Records from a data collection:

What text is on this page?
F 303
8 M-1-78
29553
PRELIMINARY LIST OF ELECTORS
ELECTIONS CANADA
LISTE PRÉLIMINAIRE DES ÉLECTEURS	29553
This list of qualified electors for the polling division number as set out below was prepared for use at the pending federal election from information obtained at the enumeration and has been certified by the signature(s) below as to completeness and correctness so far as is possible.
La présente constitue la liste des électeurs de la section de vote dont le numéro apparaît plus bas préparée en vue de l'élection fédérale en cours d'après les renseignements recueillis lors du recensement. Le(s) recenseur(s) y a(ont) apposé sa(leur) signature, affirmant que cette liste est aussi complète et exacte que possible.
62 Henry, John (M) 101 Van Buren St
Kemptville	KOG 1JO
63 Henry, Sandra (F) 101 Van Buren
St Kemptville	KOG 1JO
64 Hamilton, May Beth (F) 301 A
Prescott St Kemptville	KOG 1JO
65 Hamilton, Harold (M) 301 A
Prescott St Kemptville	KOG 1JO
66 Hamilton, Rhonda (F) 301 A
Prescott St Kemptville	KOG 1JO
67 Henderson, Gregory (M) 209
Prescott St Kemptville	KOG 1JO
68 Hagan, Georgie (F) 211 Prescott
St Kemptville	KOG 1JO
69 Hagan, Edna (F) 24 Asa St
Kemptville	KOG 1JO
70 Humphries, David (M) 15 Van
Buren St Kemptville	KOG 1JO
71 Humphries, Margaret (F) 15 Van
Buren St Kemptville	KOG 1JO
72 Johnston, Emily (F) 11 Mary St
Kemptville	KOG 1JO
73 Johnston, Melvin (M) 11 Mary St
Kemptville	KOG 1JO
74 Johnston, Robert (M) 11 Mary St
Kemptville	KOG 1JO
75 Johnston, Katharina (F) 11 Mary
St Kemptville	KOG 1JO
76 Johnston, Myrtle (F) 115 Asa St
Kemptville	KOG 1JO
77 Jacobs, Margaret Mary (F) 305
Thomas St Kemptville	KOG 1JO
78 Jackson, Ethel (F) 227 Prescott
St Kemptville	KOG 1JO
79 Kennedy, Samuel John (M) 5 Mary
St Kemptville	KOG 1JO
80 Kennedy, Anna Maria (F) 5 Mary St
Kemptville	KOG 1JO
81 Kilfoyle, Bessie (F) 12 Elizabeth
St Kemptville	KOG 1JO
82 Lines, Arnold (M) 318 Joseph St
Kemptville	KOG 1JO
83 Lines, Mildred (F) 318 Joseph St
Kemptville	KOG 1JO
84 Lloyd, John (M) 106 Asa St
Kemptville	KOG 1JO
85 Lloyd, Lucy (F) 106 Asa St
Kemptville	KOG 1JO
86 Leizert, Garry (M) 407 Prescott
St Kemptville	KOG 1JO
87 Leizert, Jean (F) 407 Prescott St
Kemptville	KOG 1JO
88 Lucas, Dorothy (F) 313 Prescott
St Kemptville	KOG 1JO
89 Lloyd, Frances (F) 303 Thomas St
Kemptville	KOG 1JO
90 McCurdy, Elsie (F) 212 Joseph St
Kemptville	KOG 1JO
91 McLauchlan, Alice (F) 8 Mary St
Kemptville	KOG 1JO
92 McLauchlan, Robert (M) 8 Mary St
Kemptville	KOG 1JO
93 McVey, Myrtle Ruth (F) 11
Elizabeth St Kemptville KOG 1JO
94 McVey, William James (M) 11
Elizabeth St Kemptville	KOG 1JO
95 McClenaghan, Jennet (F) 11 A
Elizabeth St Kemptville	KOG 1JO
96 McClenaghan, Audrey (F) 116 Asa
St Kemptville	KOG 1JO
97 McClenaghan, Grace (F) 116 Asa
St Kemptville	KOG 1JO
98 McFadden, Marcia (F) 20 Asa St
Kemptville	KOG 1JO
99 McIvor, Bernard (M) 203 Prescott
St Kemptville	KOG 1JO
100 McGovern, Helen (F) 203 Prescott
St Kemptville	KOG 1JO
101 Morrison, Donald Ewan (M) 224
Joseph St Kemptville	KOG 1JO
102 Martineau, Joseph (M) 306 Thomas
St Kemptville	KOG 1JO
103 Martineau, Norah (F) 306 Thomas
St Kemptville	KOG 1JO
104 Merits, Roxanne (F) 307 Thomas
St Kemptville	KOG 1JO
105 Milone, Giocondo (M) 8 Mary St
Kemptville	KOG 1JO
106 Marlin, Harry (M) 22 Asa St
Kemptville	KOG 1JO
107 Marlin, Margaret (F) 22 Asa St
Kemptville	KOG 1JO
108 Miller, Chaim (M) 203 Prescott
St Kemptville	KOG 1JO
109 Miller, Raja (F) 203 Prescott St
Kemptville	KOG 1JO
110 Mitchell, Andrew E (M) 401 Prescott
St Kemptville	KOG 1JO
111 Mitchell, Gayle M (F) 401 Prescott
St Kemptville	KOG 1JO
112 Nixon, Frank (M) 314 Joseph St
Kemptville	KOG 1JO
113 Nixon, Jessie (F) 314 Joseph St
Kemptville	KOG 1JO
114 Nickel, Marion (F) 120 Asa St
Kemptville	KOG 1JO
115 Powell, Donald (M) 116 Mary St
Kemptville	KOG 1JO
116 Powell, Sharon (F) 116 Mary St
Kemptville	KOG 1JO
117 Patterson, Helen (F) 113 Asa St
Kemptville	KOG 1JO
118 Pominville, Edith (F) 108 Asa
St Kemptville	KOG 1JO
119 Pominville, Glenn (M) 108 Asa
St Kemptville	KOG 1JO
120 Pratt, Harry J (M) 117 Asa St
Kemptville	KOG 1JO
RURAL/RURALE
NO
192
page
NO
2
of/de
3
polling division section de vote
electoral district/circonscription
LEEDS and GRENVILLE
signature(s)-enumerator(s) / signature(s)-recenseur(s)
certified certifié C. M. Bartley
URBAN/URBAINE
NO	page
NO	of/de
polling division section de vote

• [The task]: Determine the number of lines in the records that include the string "Donald", and respond with that number only.

• [Finished exercise]: 2